-- Items --
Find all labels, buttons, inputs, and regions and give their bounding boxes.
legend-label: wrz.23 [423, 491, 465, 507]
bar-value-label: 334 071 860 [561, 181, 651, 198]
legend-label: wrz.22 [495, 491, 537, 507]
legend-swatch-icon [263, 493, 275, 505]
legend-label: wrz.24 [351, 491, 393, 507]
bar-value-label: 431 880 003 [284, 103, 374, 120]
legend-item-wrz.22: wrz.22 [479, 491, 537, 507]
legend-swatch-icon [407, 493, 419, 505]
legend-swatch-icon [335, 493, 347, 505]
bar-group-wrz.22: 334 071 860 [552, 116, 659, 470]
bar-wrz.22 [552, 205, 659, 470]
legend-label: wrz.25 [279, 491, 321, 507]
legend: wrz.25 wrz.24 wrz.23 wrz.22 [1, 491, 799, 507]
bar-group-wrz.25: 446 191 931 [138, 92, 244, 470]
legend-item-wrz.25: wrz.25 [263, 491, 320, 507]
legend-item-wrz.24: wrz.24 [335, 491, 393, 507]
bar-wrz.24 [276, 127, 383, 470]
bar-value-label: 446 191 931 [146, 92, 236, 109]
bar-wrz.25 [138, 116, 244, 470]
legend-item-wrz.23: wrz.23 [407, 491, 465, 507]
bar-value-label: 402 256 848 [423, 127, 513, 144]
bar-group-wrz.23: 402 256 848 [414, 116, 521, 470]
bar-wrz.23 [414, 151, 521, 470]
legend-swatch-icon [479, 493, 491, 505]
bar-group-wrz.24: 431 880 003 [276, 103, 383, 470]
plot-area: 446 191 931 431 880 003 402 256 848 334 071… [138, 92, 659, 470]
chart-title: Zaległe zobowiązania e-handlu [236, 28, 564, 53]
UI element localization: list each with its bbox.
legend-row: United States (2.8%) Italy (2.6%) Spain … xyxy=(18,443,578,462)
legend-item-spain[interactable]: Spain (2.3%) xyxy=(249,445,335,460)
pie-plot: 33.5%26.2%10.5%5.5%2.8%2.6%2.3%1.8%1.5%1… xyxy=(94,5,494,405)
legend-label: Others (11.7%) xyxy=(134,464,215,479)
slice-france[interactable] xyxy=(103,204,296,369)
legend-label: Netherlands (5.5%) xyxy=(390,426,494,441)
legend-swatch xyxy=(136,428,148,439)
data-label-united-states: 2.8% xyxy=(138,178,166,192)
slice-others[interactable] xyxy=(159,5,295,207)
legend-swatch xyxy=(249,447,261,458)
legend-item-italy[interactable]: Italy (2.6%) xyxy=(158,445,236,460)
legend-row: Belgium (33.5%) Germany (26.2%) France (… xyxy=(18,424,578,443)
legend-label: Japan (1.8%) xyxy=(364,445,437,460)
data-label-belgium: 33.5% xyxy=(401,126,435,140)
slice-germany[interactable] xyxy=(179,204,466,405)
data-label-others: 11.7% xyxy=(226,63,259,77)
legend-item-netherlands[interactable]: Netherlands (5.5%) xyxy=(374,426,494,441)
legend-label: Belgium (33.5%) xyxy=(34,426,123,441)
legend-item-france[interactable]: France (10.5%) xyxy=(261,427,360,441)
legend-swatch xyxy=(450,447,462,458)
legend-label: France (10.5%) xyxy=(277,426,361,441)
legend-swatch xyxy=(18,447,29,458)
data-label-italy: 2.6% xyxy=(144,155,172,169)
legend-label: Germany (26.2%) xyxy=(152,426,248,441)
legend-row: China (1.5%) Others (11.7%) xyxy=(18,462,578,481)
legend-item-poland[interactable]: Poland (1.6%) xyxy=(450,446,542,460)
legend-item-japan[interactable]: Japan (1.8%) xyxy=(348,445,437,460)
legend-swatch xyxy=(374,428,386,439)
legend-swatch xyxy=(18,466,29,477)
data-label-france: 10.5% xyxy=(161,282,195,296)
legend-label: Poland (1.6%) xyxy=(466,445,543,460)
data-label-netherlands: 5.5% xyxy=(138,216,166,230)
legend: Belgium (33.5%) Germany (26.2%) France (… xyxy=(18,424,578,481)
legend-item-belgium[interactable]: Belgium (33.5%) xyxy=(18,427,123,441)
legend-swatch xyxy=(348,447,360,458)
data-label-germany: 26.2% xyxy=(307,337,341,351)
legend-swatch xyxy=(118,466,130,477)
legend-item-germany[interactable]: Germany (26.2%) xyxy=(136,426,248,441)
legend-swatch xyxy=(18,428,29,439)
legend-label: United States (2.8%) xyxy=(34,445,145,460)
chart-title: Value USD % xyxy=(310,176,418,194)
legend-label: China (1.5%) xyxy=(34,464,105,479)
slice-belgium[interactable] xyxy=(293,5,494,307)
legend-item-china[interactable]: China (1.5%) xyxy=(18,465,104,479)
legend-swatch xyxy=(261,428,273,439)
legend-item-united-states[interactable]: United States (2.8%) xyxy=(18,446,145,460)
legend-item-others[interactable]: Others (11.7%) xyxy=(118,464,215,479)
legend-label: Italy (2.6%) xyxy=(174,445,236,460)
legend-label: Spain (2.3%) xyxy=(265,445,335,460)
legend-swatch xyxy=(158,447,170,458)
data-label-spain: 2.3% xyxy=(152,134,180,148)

-- Request --
Retype the items from their first line up to and including the line that contains "bar-value-label: 446 191".

-- Problem solution --
Find all labels, buttons, inputs, and regions and give their bounding boxes.
legend-label: wrz.23 [423, 491, 465, 507]
bar-value-label: 334 071 860 [561, 181, 651, 198]
legend-label: wrz.22 [495, 491, 537, 507]
legend-swatch-icon [263, 493, 275, 505]
legend-label: wrz.24 [351, 491, 393, 507]
bar-value-label: 431 880 003 [284, 103, 374, 120]
legend-item-wrz.22: wrz.22 [479, 491, 537, 507]
legend-swatch-icon [407, 493, 419, 505]
legend-swatch-icon [335, 493, 347, 505]
bar-group-wrz.22: 334 071 860 [552, 116, 659, 470]
bar-wrz.22 [552, 205, 659, 470]
legend-label: wrz.25 [279, 491, 321, 507]
legend: wrz.25 wrz.24 wrz.23 wrz.22 [1, 491, 799, 507]
bar-group-wrz.25: 446 191 931 [138, 92, 244, 470]
legend-item-wrz.25: wrz.25 [263, 491, 320, 507]
legend-item-wrz.24: wrz.24 [335, 491, 393, 507]
bar-wrz.24 [276, 127, 383, 470]
bar-value-label: 446 191 931 [146, 92, 236, 109]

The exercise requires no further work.